Text:

-- -- --

Joseph Thomas joined the Indian Army in early 1964 at the age of 22 and saw action in the Indo-Pakistani War of 1965. In early September 1965, he successfully captained his group of men deep into enemy territory during the height of the war. After a few years of service in the Indian Army, he passed the Indian Civil Services Examination in 1969 and joined the Indian Police Service, being the only native from Kerala in that batch of officers. His first posting was as the Assistant Superintendent of Police in Palakkad district. He also served as Superintendent of Police, Kozhikode, Commissioner of Police, Trivandrum, Commissioner of Police, Cochin, Inspector General of Police, Headquarters, Thiruvananthapuram and Director General of Police, Vigilance Thiruvananthapuram. At the time of retirement, he served as the Director of the Vigilance and Anti Corruption Bureau. He also served as the founding managing director at the Kerala Police Housing and Construction Corporation Ltd.

Joseph Thomas is best remembered by the city of Cochin for being the brain behind the conception, building and inauguration of the Jawaharlal Nehru Stadium (Kochi) which was completed in 1996 ahead of schedule. This he accomplished while serving as the Chairman of the Greater Cochin Development Authority and was also decorated by the President of India for this effort. Another project he is remembered for is the beautification of the Marine Drive, Kochi into an iconic walkway and also his efforts to develop the Perandoor Canal along the lines of the Grand Canal (Venice). Joseph Thomas also served as the patron of the Kerala State Athletics Association. He also served as a patron at Vidyodaya School, Cochin, Kerala. Until his demise, he was involved in various projects in the city of Cochin and spoke at public events. He was also actively involved in humanitarian and charitable causes.

-- -- --

Extracted entries:

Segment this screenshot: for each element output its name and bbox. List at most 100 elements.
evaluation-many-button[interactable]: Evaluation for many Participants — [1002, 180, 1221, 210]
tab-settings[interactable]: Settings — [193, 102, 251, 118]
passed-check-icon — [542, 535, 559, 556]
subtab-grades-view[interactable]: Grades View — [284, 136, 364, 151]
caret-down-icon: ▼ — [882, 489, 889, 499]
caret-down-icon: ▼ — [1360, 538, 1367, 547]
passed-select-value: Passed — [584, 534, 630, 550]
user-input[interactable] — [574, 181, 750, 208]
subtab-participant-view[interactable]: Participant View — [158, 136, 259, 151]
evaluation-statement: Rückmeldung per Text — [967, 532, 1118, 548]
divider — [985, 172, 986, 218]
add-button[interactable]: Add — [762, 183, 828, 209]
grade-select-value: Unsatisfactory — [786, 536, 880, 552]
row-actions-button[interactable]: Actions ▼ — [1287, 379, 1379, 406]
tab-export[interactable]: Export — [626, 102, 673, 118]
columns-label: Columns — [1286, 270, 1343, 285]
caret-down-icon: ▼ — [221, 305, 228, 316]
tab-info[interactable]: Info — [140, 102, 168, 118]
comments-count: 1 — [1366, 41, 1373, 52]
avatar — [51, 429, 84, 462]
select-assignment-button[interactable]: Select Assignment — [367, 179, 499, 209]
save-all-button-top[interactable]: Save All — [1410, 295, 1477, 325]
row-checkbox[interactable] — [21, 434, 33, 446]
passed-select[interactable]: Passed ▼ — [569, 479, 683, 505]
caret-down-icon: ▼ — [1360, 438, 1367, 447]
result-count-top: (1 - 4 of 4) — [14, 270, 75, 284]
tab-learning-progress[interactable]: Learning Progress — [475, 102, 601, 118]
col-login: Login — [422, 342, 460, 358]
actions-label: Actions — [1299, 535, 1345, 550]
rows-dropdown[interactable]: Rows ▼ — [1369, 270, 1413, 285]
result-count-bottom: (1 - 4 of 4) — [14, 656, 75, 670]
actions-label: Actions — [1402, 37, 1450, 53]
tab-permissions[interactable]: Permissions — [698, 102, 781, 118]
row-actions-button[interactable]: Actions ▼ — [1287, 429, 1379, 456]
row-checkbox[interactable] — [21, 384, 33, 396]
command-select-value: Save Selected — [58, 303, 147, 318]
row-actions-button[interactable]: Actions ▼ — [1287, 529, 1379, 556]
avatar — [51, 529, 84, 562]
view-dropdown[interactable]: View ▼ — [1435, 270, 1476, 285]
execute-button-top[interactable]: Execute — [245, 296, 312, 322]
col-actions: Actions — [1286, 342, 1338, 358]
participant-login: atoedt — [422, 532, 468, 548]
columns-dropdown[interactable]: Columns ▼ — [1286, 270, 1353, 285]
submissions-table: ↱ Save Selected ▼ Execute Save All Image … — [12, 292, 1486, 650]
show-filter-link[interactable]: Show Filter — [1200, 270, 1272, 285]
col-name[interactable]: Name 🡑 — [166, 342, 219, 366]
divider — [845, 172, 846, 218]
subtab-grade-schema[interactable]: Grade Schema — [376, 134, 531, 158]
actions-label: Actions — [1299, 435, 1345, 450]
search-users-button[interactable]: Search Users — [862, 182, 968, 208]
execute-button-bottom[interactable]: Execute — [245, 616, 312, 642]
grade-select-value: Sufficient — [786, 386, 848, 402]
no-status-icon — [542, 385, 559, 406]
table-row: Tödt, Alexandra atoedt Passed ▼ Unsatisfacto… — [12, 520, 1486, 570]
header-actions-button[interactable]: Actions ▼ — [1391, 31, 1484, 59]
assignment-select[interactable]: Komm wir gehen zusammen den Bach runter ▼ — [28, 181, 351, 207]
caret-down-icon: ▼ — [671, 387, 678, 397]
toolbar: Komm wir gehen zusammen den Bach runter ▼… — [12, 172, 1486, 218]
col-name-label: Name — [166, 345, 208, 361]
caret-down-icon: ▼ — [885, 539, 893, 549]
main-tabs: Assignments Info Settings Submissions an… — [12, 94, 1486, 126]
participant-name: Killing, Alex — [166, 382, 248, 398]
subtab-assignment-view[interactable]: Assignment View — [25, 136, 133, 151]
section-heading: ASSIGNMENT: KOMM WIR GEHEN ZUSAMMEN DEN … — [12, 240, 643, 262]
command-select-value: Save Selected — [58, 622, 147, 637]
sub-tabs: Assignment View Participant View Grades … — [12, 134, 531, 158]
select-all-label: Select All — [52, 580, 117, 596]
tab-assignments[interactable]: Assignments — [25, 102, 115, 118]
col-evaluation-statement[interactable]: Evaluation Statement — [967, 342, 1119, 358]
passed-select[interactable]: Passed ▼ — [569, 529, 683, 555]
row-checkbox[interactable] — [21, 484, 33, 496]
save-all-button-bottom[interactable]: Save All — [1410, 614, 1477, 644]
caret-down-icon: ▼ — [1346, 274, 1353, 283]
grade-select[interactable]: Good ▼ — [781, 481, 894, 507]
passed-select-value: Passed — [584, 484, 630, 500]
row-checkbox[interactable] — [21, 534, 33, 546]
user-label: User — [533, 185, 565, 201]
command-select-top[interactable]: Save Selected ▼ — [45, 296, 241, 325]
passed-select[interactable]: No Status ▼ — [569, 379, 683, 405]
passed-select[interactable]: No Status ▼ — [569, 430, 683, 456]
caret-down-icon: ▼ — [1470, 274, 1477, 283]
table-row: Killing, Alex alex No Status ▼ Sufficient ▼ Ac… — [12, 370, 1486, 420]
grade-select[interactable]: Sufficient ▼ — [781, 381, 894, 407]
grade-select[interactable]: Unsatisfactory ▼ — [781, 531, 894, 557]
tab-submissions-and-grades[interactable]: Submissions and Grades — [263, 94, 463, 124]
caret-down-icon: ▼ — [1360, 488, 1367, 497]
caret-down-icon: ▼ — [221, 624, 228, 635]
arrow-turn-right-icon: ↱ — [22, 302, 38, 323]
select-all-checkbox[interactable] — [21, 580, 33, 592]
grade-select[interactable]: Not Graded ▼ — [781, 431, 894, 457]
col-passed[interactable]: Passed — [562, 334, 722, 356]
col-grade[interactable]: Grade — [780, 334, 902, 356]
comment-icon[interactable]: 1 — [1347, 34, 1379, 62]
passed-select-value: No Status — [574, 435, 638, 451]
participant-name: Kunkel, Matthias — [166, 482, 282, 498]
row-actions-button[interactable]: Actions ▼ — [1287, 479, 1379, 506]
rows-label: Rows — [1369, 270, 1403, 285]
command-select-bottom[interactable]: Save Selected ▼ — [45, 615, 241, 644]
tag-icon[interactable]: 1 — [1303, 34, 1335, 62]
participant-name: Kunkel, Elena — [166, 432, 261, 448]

-- -- --

Task requirements:
The two sentences of the Joseph Thomas text that begin "His first posting" and "He also served as Superintendent" name a series of police posts, each with its place. List every one of those posts with its place.

Exercise answer:
- Assistant Superintendent of Police, Palakkad district
- Superintendent of Police, Kozhikode
- Commissioner of Police, Trivandrum
- Commissioner of Police, Cochin
- Inspector General of Police, Headquarters, Thiruvananthapuram
- Director General of Police, Vigilance Thiruvananthapuram